State how many lines of the records contain the string "وكان", and give no other information.

────────────────

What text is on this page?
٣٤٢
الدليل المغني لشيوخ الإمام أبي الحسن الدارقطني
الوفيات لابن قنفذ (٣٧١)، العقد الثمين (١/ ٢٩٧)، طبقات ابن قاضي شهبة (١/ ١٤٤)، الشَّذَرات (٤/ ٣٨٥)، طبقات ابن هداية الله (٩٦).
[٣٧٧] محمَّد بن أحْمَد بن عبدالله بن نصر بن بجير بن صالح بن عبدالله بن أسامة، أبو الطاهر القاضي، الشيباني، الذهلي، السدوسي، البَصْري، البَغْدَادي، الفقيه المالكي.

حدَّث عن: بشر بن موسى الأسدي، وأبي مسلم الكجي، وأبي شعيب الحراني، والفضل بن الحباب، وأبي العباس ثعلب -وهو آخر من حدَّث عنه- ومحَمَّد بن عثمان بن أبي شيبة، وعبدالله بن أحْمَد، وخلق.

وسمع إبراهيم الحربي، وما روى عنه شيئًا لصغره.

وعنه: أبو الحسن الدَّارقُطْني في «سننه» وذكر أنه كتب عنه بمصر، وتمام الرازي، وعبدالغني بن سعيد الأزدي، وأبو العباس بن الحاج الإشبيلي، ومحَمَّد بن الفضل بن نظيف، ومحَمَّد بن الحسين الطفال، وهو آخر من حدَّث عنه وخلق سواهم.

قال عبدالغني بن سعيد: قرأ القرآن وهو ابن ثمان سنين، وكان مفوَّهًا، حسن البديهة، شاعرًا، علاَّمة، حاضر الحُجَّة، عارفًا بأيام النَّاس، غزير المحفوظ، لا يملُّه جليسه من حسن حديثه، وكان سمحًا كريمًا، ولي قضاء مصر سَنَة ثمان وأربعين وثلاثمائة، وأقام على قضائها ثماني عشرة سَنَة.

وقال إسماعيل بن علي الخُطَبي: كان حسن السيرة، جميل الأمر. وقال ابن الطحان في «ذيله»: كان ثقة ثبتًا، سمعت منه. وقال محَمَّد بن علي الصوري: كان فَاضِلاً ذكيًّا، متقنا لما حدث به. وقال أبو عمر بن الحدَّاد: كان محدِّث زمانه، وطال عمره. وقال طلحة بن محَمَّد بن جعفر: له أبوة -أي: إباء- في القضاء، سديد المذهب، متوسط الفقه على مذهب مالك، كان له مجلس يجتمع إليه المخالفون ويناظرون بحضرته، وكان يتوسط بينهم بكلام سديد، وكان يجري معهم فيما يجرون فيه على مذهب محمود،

────────────────

» **THE SOLUTION**:
2